>>>>
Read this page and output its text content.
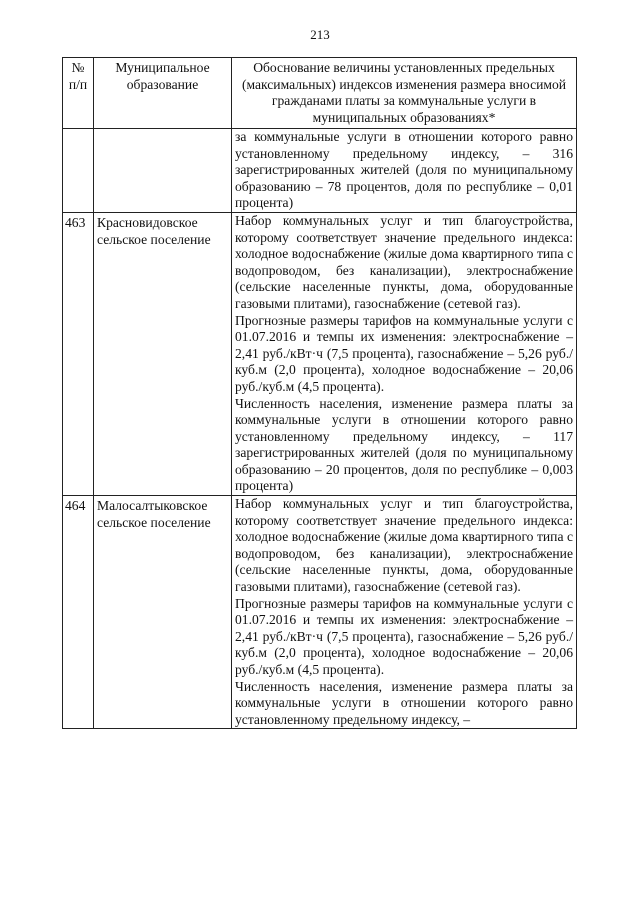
213
№
п/п	Муниципальное образование	Обоснование величины установленных предельных (максимальных) индексов изменения размера вносимой гражданами платы за коммунальные услуги в муниципальных образованиях*

		за коммунальные услуги в отношении которого равно установленному предельному индексу, – 316 зарегистрированных жителей (доля по муниципальному образованию – 78 процентов, доля по республике – 0,01 процента)

463	Красновидовское сельское поселение	Набор коммунальных услуг и тип благоустройства, которому соответствует значение предельного индекса: холодное водоснабжение (жилые дома квартирного типа с водопроводом, без канализации), электроснабжение (сельские населенные пункты, дома, оборудованные газовыми плитами), газоснабжение (сетевой газ).

Прогнозные размеры тарифов на коммунальные услуги с 01.07.2016 и темпы их изменения: электроснабжение – 2,41 руб./кВт·ч (7,5 процента), газоснабжение – 5,26 руб./куб.м (2,0 процента), холодное водоснабжение – 20,06 руб./куб.м (4,5 процента).

Численность населения, изменение размера платы за коммунальные услуги в отношении которого равно установленному предельному индексу, – 117 зарегистрированных жителей (доля по муниципальному образованию – 20 процентов, доля по республике – 0,003 процента)

464	Малосалтыковское сельское поселение	Набор коммунальных услуг и тип благоустройства, которому соответствует значение предельного индекса: холодное водоснабжение (жилые дома квартирного типа с водопроводом, без канализации), электроснабжение (сельские населенные пункты, дома, оборудованные газовыми плитами), газоснабжение (сетевой газ).

Прогнозные размеры тарифов на коммунальные услуги с 01.07.2016 и темпы их изменения: электроснабжение – 2,41 руб./кВт·ч (7,5 процента), газоснабжение – 5,26 руб./куб.м (2,0 процента), холодное водоснабжение – 20,06 руб./куб.м (4,5 процента).

Численность населения, изменение размера платы за коммунальные услуги в отношении которого равно установленному предельному индексу, –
<<<<
▸ **Problem statement**:
Print out the whole of the material word for word, without pictures.

▸ **Response**:
Read this page and output its text content.
213
№
п/п	Муниципальное образование	Обоснование величины установленных предельных (максимальных) индексов изменения размера вносимой гражданами платы за коммунальные услуги в муниципальных образованиях*

		за коммунальные услуги в отношении которого равно установленному предельному индексу, – 316 зарегистрированных жителей (доля по муниципальному образованию – 78 процентов, доля по республике – 0,01 процента)

463	Красновидовское сельское поселение	Набор коммунальных услуг и тип благоустройства, которому соответствует значение предельного индекса: холодное водоснабжение (жилые дома квартирного типа с водопроводом, без канализации), электроснабжение (сельские населенные пункты, дома, оборудованные газовыми плитами), газоснабжение (сетевой газ).

Прогнозные размеры тарифов на коммунальные услуги с 01.07.2016 и темпы их изменения: электроснабжение – 2,41 руб./кВт·ч (7,5 процента), газоснабжение – 5,26 руб./куб.м (2,0 процента), холодное водоснабжение – 20,06 руб./куб.м (4,5 процента).

Численность населения, изменение размера платы за коммунальные услуги в отношении которого равно установленному предельному индексу, – 117 зарегистрированных жителей (доля по муниципальному образованию – 20 процентов, доля по республике – 0,003 процента)

464	Малосалтыковское сельское поселение	Набор коммунальных услуг и тип благоустройства, которому соответствует значение предельного индекса: холодное водоснабжение (жилые дома квартирного типа с водопроводом, без канализации), электроснабжение (сельские населенные пункты, дома, оборудованные газовыми плитами), газоснабжение (сетевой газ).

Прогнозные размеры тарифов на коммунальные услуги с 01.07.2016 и темпы их изменения: электроснабжение – 2,41 руб./кВт·ч (7,5 процента), газоснабжение – 5,26 руб./куб.м (2,0 процента), холодное водоснабжение – 20,06 руб./куб.м (4,5 процента).

Численность населения, изменение размера платы за коммунальные услуги в отношении которого равно установленному предельному индексу, –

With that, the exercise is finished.